(The problem)
Look through the material below. Copy every line with the string "placement" in it.

Collected data
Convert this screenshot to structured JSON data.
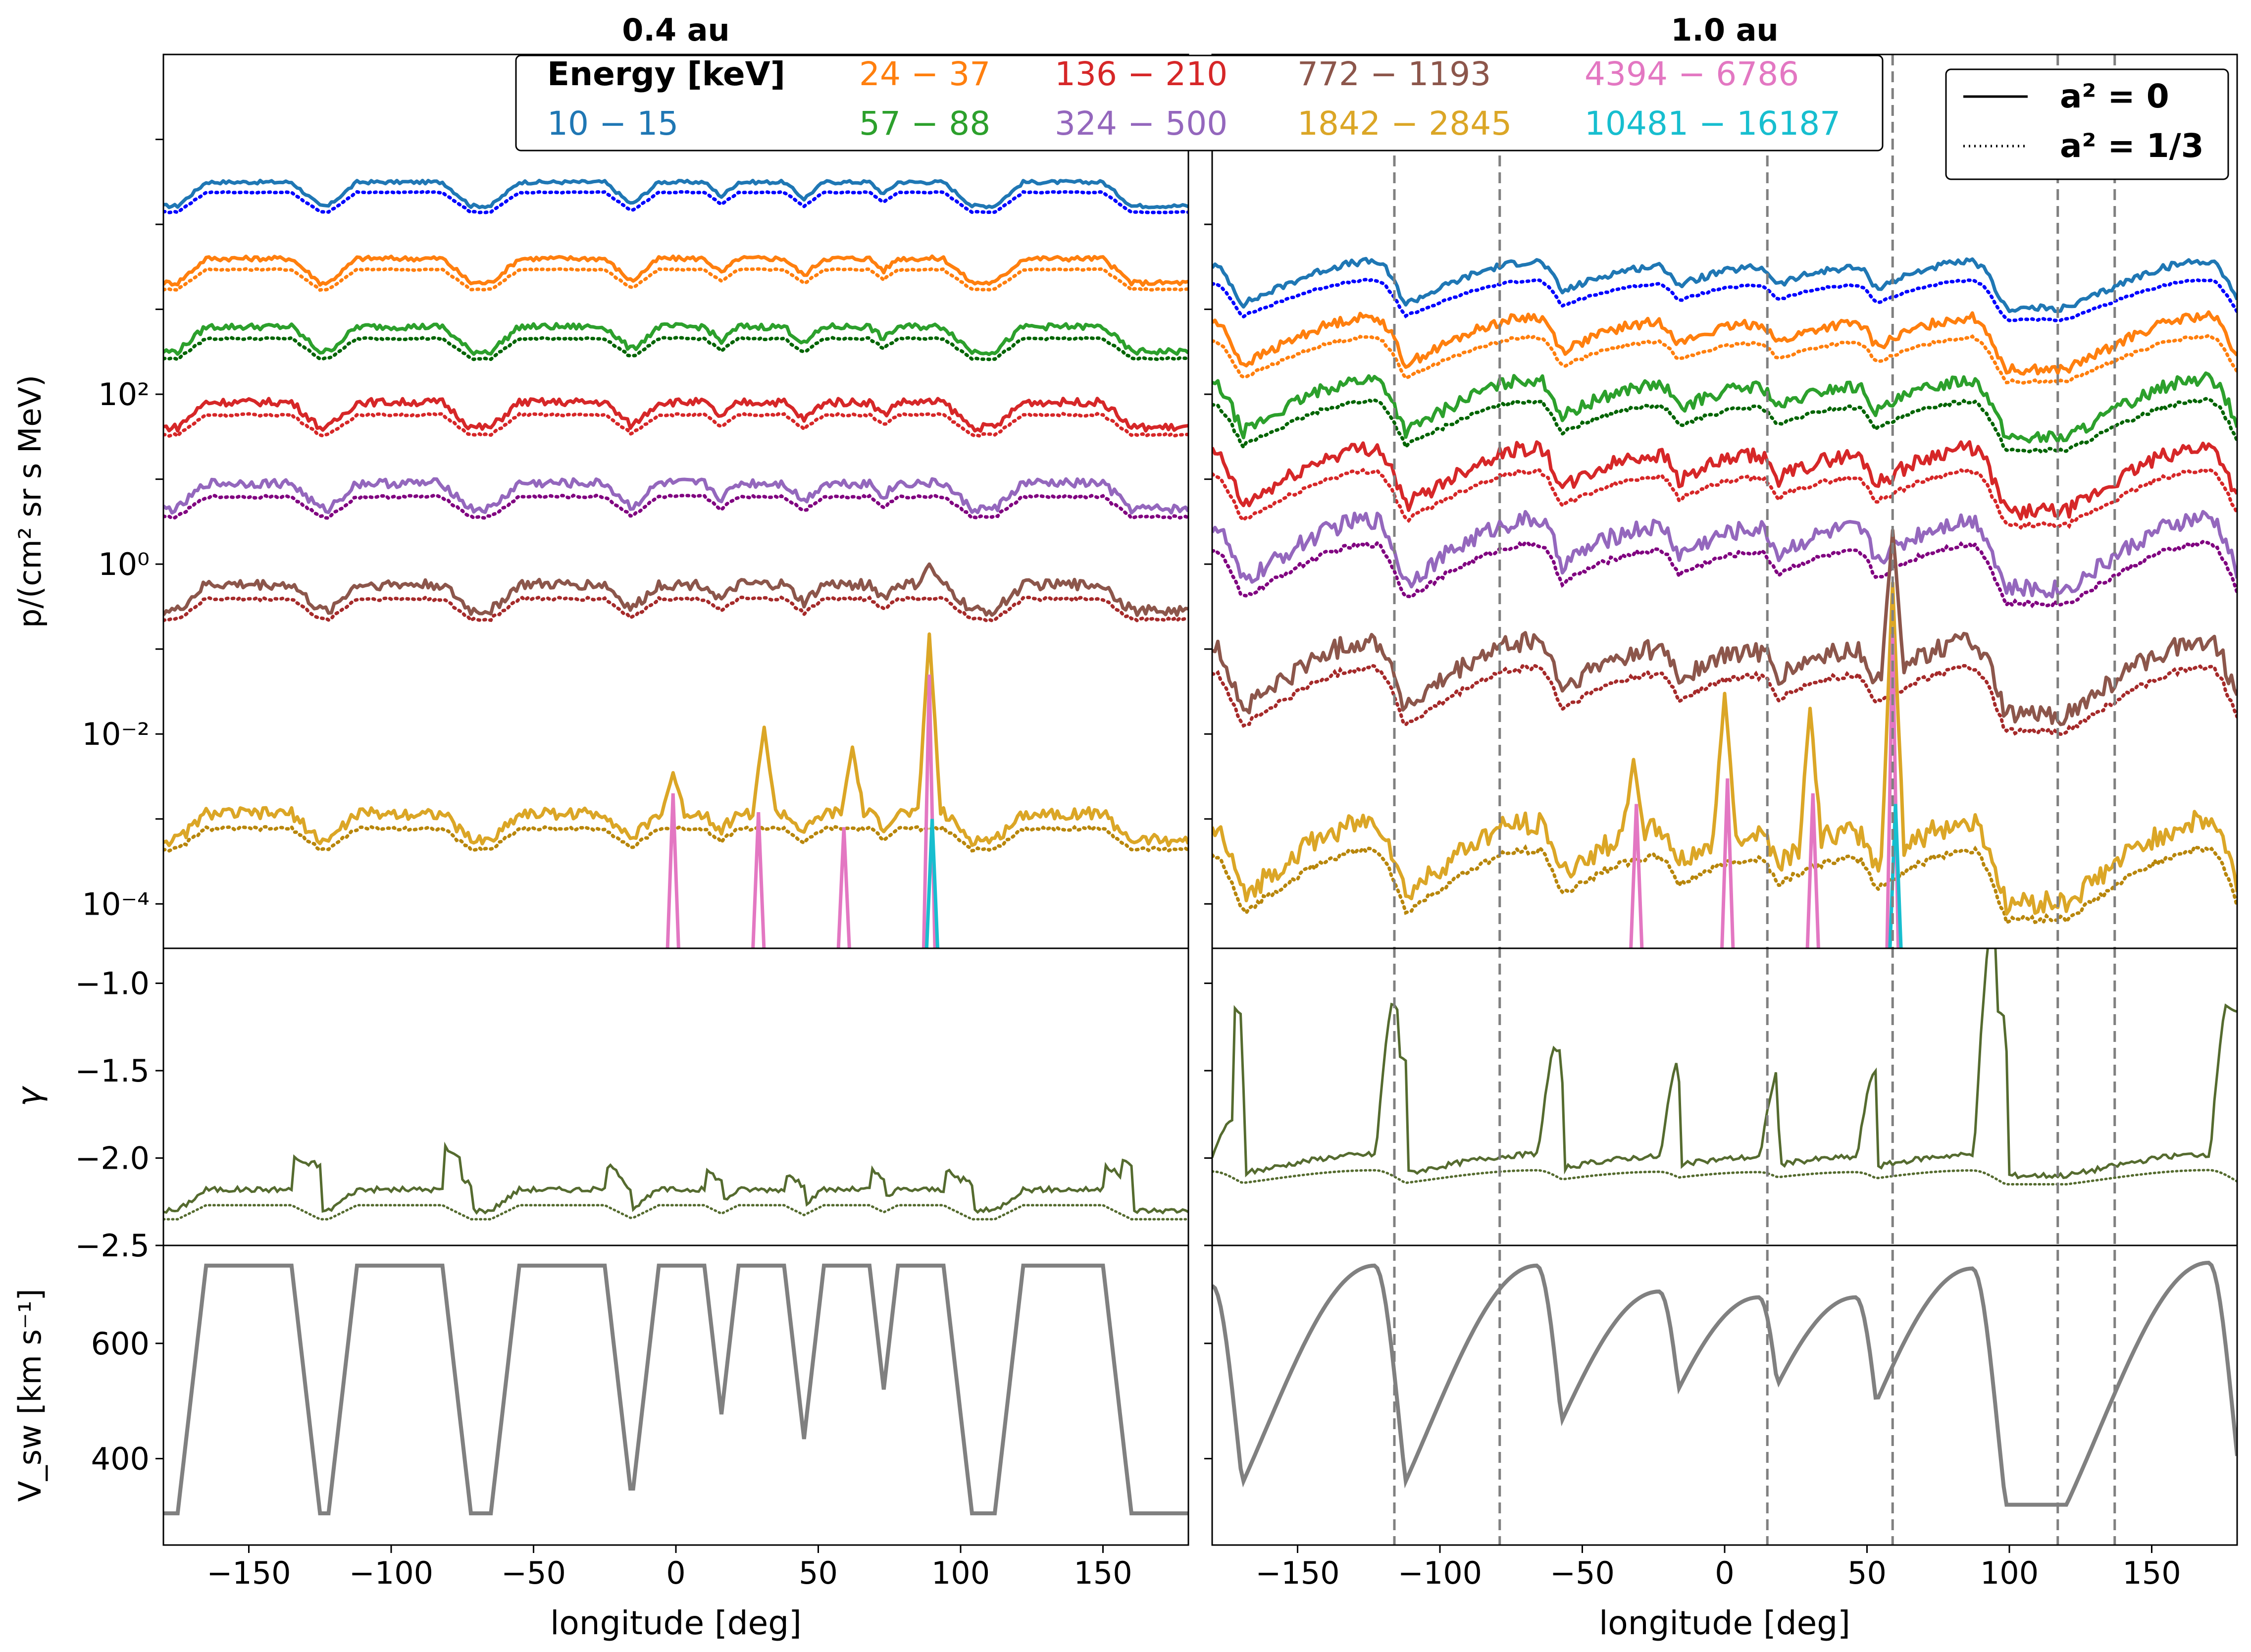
{
  "chart_data": {
    "type": "line",
    "figure": {
      "xlabel": "longitude [deg]",
      "xlim": [
        -180,
        180
      ],
      "xticks": [
        -150,
        -100,
        -50,
        0,
        50,
        100,
        150
      ],
      "legend_energy": {
        "title": "Energy [keV]",
        "placement": "top-center",
        "entries": [
          {
            "label": "10 − 15",
            "color": "#1f77b4"
          },
          {
            "label": "24 − 37",
            "color": "#ff7f0e"
          },
          {
            "label": "57 − 88",
            "color": "#2ca02c"
          },
          {
            "label": "136 − 210",
            "color": "#d62728"
          },
          {
            "label": "324 − 500",
            "color": "#9467bd"
          },
          {
            "label": "772 − 1193",
            "color": "#8c564b"
          },
          {
            "label": "1842 − 2845",
            "color": "#dba626"
          },
          {
            "label": "4394 − 6786",
            "color": "#e377c2"
          },
          {
            "label": "10481 − 16187",
            "color": "#17becf"
          }
        ]
      },
      "legend_style": {
        "placement": "top-right",
        "entries": [
          {
            "label": "a² = 0",
            "linestyle": "solid"
          },
          {
            "label": "a² = 1/3",
            "linestyle": "dotted"
          }
        ]
      },
      "gamma_color": "#556b2f",
      "vsw_color": "#808080",
      "marker_color": "#808080",
      "marker_longitudes_1au": [
        -116,
        -79,
        15,
        59,
        117,
        137
      ]
    },
    "panels": [
      {
        "title": "0.4 au",
        "flux": {
          "ylabel": "p/(cm² sr s MeV)",
          "yscale": "log",
          "yticks": [
            "10²",
            "10⁰",
            "10⁻²",
            "10⁻⁴"
          ],
          "ytick_values": [
            100,
            1,
            0.01,
            0.0001
          ],
          "ylim": [
            3e-05,
            1000000
          ],
          "base_levels": [
            20000,
            2500,
            390,
            50,
            5.5,
            0.35,
            0.0007
          ],
          "modulation_dex": 0.28,
          "dotted_offset_dex": -0.12,
          "spikes": [
            {
              "x": 89,
              "series": "772 − 1193",
              "value": 1.0
            },
            {
              "x": 89,
              "series": "1842 − 2845",
              "value": 0.15
            },
            {
              "x": 31,
              "series": "1842 − 2845",
              "value": 0.012
            },
            {
              "x": 62,
              "series": "1842 − 2845",
              "value": 0.007
            },
            {
              "x": -1,
              "series": "1842 − 2845",
              "value": 0.0035
            },
            {
              "x": 89,
              "series": "4394 − 6786",
              "value": 0.05
            },
            {
              "x": -1,
              "series": "4394 − 6786",
              "value": 0.002
            },
            {
              "x": 29,
              "series": "4394 − 6786",
              "value": 0.0012
            },
            {
              "x": 59,
              "series": "4394 − 6786",
              "value": 0.0008
            },
            {
              "x": 90,
              "series": "10481 − 16187",
              "value": 0.001
            }
          ]
        },
        "gamma": {
          "ylabel": "γ",
          "ylim": [
            -2.5,
            -0.8
          ],
          "yticks": [
            -1.0,
            -1.5,
            -2.0,
            -2.5
          ],
          "baseline": -2.3,
          "peak_values": [
            -2.1,
            -2.05,
            -2.15,
            -2.18,
            -2.2,
            -2.18,
            -2.15,
            -2.05
          ]
        },
        "vsw": {
          "ylabel": "V_sw [km s⁻¹]",
          "ylim": [
            250,
            770
          ],
          "yticks": [
            400,
            600
          ],
          "v_min": 305,
          "v_max": 735,
          "fast_streams": [
            [
              -165,
              -135
            ],
            [
              -112,
              -82
            ],
            [
              -55,
              -25
            ],
            [
              -6,
              10
            ],
            [
              22,
              38
            ],
            [
              52,
              68
            ],
            [
              78,
              94
            ],
            [
              122,
              150
            ]
          ]
        }
      },
      {
        "title": "1.0 au",
        "flux": {
          "yscale": "log",
          "ylim": [
            3e-05,
            1000000
          ],
          "base_levels": [
            1500,
            300,
            50,
            7,
            0.9,
            0.03,
            0.0002
          ],
          "modulation_dex": 0.55,
          "dotted_offset_dex": -0.22,
          "spikes": [
            {
              "x": 59,
              "series": "772 − 1193",
              "value": 2.5
            },
            {
              "x": 59,
              "series": "1842 − 2845",
              "value": 0.6
            },
            {
              "x": 59,
              "series": "4394 − 6786",
              "value": 0.15
            },
            {
              "x": 60,
              "series": "10481 − 16187",
              "value": 0.0015
            },
            {
              "x": -32,
              "series": "1842 − 2845",
              "value": 0.005
            },
            {
              "x": 0,
              "series": "1842 − 2845",
              "value": 0.03
            },
            {
              "x": 30,
              "series": "1842 − 2845",
              "value": 0.02
            },
            {
              "x": -31,
              "series": "4394 − 6786",
              "value": 0.0015
            },
            {
              "x": 1,
              "series": "4394 − 6786",
              "value": 0.003
            },
            {
              "x": 31,
              "series": "4394 − 6786",
              "value": 0.002
            }
          ]
        },
        "gamma": {
          "ylim": [
            -2.5,
            -0.8
          ],
          "baseline": -2.1,
          "peak_values": [
            -1.85,
            -1.2,
            -1.45,
            -1.5,
            -1.55,
            -0.8,
            -1.2,
            -1.2
          ]
        },
        "vsw": {
          "ylim": [
            250,
            770
          ],
          "v_min": 320,
          "v_max": 735,
          "peaks": [
            [
              -123,
              735
            ],
            [
              -66,
              735
            ],
            [
              -23,
              690
            ],
            [
              12,
              680
            ],
            [
              46,
              680
            ],
            [
              87,
              730
            ],
            [
              -180,
              700
            ],
            [
              170,
              740
            ]
          ]
        }
      }
    ]
  }
}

(Exercise solution)
        "placement": "top-center",
        "placement": "top-right",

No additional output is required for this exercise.